++++ Data extract ++++

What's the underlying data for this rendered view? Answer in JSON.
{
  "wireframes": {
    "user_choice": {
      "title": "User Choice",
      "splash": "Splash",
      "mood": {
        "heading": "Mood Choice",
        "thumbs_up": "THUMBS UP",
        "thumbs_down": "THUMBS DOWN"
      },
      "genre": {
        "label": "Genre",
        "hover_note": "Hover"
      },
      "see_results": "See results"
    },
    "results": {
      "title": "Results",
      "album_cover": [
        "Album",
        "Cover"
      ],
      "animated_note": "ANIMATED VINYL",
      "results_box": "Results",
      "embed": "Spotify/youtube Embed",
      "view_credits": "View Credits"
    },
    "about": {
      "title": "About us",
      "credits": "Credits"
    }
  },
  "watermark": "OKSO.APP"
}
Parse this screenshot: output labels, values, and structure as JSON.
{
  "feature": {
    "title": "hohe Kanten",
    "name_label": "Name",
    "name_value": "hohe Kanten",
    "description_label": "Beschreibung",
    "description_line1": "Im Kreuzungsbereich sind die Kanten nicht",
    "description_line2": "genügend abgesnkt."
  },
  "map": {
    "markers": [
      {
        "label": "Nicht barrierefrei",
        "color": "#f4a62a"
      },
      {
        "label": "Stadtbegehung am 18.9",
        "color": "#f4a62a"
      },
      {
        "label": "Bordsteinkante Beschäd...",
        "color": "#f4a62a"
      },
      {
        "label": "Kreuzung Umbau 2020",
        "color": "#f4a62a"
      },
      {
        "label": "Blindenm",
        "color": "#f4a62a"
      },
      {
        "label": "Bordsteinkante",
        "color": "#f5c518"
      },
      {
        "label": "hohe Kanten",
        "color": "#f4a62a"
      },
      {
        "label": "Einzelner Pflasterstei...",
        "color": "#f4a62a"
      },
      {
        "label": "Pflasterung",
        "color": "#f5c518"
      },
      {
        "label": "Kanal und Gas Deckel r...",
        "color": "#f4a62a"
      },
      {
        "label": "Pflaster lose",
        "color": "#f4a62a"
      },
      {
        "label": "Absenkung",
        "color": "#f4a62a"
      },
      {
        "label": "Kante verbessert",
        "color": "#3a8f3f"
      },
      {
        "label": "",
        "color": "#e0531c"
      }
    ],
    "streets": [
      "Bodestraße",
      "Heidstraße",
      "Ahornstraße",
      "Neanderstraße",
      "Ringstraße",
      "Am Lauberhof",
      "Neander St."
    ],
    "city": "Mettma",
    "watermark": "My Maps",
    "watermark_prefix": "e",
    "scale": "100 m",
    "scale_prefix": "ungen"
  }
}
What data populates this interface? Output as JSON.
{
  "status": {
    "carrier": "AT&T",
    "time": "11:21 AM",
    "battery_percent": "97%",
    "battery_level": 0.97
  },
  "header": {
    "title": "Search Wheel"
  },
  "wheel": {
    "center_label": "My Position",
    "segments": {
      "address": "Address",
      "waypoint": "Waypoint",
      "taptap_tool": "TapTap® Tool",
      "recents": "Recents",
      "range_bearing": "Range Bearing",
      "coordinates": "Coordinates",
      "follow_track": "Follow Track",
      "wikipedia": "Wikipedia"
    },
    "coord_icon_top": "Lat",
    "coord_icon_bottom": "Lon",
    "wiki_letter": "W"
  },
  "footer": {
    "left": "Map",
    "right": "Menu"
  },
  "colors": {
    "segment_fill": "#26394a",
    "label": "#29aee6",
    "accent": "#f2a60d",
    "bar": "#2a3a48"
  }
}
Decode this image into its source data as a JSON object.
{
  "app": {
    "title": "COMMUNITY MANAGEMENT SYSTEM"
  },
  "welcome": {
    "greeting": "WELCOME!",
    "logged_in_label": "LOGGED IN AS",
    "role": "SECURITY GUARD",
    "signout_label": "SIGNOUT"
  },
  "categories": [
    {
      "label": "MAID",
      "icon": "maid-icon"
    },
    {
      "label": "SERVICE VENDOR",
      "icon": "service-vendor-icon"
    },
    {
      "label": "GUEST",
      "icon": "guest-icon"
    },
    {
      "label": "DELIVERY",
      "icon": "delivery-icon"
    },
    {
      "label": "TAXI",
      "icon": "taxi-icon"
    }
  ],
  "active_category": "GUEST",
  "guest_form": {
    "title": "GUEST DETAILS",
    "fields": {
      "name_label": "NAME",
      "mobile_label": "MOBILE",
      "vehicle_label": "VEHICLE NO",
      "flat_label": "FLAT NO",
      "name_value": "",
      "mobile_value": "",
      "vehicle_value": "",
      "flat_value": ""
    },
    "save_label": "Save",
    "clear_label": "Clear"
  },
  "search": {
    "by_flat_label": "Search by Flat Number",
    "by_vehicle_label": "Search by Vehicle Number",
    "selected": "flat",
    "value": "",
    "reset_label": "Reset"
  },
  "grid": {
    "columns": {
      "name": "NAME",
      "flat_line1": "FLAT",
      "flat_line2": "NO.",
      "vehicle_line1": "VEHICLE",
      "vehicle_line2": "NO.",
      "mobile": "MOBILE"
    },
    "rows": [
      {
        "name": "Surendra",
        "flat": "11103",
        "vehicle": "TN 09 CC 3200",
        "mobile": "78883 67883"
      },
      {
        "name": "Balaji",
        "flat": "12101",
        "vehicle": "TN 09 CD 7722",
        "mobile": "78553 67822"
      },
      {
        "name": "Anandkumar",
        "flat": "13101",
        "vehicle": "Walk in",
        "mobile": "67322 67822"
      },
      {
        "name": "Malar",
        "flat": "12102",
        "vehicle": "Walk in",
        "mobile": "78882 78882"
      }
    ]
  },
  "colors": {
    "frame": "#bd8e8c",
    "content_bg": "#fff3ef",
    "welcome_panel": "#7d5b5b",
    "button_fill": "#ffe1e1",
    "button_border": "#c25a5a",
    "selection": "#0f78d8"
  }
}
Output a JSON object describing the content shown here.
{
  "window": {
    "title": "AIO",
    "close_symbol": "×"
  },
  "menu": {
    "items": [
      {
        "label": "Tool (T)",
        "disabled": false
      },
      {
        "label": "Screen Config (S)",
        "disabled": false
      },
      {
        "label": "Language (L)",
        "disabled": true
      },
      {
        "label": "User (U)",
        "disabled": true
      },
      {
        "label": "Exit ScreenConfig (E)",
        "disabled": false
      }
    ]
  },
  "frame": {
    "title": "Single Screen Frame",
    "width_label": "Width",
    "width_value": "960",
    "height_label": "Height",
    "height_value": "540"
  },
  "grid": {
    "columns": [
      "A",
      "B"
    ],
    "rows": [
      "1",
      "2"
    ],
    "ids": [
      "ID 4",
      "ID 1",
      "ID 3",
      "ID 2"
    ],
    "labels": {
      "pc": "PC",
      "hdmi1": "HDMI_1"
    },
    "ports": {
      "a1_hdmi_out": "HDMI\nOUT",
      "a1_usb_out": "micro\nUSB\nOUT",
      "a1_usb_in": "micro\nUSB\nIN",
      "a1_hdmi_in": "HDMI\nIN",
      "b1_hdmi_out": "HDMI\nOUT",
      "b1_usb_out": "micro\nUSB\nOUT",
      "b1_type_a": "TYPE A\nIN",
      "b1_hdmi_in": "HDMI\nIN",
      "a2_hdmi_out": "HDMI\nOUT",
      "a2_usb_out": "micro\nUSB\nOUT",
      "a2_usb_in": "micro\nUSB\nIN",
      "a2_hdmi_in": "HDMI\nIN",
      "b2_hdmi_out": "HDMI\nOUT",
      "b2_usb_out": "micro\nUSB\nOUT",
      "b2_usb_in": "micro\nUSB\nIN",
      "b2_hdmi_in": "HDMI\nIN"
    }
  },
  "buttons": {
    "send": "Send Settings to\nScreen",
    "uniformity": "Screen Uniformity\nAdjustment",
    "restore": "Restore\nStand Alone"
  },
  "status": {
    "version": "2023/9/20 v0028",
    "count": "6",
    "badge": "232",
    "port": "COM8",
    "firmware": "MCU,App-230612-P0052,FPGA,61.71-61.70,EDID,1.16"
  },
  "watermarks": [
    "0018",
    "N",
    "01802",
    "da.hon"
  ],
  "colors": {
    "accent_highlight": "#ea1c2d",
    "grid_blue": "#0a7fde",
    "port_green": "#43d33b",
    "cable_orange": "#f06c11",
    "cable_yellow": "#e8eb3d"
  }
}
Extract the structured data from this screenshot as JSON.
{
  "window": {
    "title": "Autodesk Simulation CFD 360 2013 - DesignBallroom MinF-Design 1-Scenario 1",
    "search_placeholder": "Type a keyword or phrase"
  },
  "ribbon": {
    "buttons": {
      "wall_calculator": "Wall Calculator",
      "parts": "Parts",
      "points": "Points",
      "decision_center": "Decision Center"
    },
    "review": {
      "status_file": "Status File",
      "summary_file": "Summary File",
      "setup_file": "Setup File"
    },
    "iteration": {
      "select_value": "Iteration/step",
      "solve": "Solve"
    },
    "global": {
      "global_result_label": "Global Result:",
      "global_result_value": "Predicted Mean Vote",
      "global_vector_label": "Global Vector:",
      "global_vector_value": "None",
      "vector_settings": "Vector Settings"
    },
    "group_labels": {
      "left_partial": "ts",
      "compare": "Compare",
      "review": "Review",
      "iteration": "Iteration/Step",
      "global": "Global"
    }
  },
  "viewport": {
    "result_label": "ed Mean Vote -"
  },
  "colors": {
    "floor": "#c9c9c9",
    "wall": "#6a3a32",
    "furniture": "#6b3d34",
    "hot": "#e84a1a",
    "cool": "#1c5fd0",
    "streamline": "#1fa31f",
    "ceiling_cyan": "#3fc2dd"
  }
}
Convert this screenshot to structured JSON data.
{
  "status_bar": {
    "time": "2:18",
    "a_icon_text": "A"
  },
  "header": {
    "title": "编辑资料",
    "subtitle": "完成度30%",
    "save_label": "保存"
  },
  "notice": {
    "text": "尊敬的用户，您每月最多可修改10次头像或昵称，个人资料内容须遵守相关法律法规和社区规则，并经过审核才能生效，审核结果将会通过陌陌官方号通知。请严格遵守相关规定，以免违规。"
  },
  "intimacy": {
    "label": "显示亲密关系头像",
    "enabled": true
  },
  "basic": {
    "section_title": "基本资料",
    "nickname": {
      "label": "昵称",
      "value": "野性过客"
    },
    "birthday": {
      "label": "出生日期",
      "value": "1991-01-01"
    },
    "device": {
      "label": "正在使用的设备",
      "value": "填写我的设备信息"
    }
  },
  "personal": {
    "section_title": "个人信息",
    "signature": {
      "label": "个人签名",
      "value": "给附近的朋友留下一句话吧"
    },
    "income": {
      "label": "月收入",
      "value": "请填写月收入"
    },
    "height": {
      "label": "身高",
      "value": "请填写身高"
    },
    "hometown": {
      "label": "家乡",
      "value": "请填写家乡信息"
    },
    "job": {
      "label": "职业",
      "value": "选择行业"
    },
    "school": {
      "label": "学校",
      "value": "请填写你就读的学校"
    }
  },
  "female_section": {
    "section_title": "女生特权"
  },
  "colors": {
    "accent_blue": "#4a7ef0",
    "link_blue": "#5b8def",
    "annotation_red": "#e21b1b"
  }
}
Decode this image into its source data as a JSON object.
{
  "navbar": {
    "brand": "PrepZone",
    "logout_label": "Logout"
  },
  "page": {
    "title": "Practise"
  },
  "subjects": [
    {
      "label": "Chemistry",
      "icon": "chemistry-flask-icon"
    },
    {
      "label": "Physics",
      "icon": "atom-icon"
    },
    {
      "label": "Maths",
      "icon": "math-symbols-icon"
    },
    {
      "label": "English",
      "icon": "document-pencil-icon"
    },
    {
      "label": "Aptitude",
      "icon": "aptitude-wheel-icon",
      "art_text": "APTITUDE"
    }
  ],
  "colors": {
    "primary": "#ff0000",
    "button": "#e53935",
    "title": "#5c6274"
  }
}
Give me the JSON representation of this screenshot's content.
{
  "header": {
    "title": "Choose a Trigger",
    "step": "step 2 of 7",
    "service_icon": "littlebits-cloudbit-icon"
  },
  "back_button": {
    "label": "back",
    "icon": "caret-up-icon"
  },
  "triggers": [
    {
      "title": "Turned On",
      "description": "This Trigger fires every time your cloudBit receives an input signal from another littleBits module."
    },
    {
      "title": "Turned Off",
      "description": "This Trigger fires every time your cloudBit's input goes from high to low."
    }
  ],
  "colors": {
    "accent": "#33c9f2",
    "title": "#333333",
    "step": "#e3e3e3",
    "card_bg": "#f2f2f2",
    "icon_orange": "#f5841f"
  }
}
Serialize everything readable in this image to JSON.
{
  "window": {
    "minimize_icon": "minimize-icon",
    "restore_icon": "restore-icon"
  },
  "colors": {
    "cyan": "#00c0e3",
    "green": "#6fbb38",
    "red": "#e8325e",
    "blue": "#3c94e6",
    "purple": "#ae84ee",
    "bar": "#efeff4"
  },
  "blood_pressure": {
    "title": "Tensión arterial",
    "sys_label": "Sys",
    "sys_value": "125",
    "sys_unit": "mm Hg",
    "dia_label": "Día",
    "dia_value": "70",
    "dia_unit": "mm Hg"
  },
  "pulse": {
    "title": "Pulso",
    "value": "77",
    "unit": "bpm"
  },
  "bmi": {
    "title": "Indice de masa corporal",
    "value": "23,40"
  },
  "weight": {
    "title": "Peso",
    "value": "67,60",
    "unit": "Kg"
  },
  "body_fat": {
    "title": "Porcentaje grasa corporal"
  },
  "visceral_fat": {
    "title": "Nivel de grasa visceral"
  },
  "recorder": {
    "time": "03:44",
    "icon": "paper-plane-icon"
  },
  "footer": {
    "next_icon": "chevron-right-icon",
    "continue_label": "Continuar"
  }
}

++++

Select from the material above each line in which the string "restore" appears, and list those lines.

Full solution ->
    "restore": "Restore\nStand Alone"
    "restore_icon": "restore-icon"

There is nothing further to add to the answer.